• Short exercise: In the passage on how rape is talked about in India, copy the stretch that opens with "One reason rape" and closes with "cataloguing the crime.", substituting "boundary" for "perimeter".

• Passage given:
━━━━

One reason rape has traditionally not been discussed openly in India is the sense that it is something dirty, out of bounds for polite conversation, something that must not breach the perimeter of genteel society. This is part of the same culture that pushes women’s issues underground, stemming from a mentality that looks at women as either “devi” or slut. So pervasive is this influence that even writing about sexual violence, either physical or verbal, can take getting used to. One is worried more about the details sounding risqué than about cataloguing the crime.
 
Therefore, one is forced to concede that when it comes to women’s issues, the gulf between the “intellectual” man and the man on the street is not as deep as one would like. 
 
Listen to the conversations that are happening around you. In spite of the media focus on rape after the recent incidents, the conversation on rape continues to be so shamefully archaic. In India, at any rate, it is so easy to confuse literacy with education. The causal link between increased literacy and a change in attitudes is easily assumed. The only way out of a baleful social order, we are repeatedly told, is through the vaunted alleys of learning. Much stress is laid on its mind-expanding role. We often hear activists say that the politics of rape cannot be divorced from the lived reality of gender in India, and that unless more people are educated, no magnitude of protests is likely to change things on the ground. The truth is different.
 
When one brings up the support that the Shakti Mills rape victim received from her husband, even young, educated men come up with phrases like “That is so brave of him”. Insinuations about consent in the Tarun Tejpal case are bandied about. Women in today’s India can become lovers, but they are still, at best, accoutrements to men’s lives. Their presence is slotted into neat categories, premised on their willingness to switch from companion to wife to mother to ...  but always as the other.

━━━━

• Source excerpt:
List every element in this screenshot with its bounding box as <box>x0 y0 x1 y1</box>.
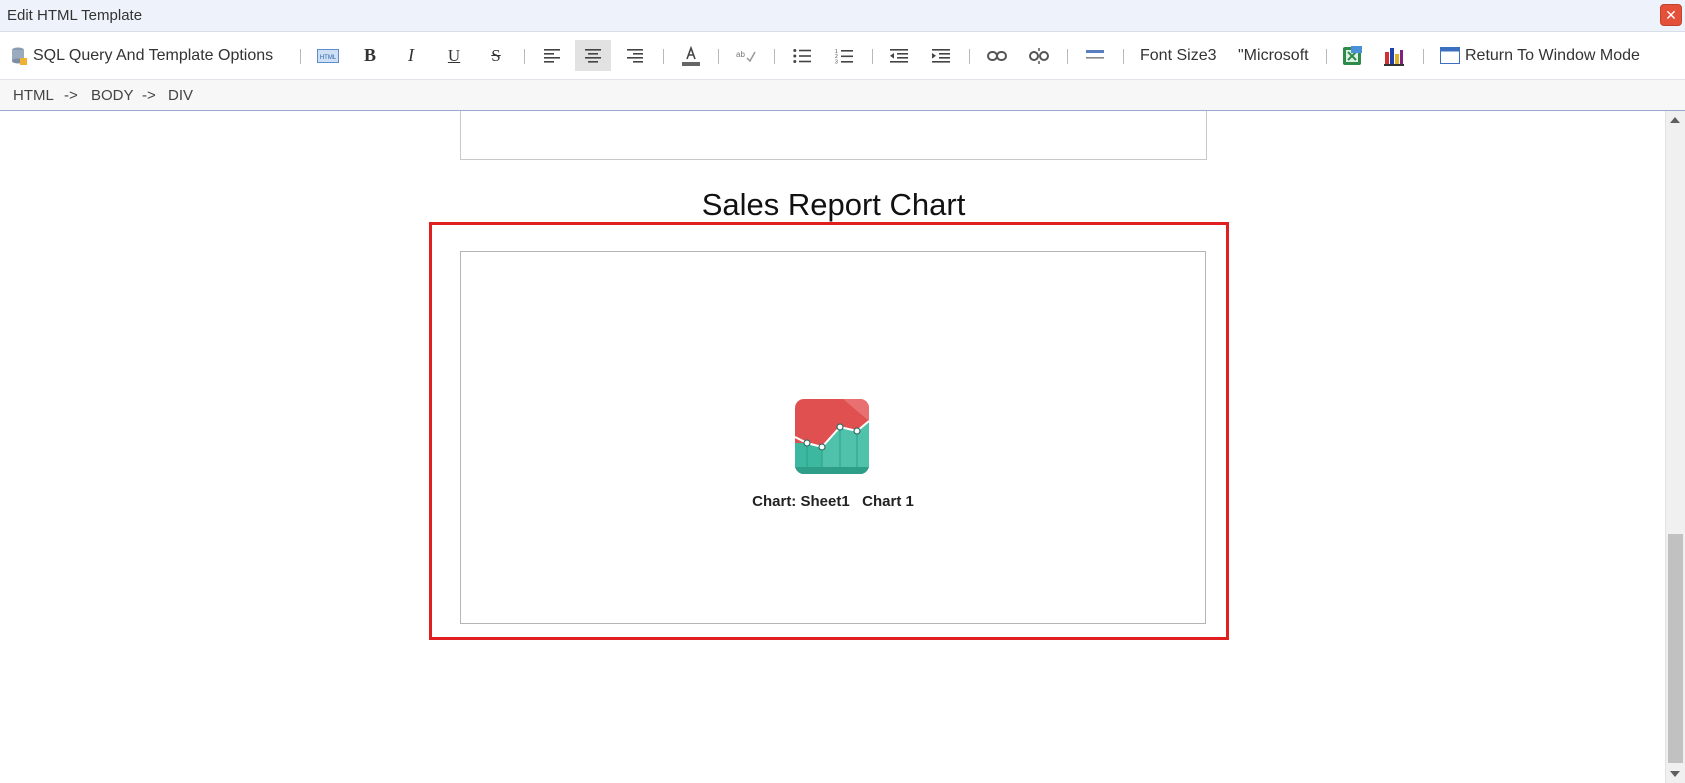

━━━━

• Result of the exercise:
One reason rape has traditionally not been discussed openly in India is the sense that it is something dirty, out of bounds for polite conversation, something that must not breach the boundary of genteel society. This is part of the same culture that pushes women’s issues underground, stemming from a mentality that looks at women as either “devi” or slut. So pervasive is this influence that even writing about sexual violence, either physical or verbal, can take getting used to. One is worried more about the details sounding risqué than about cataloguing the crime.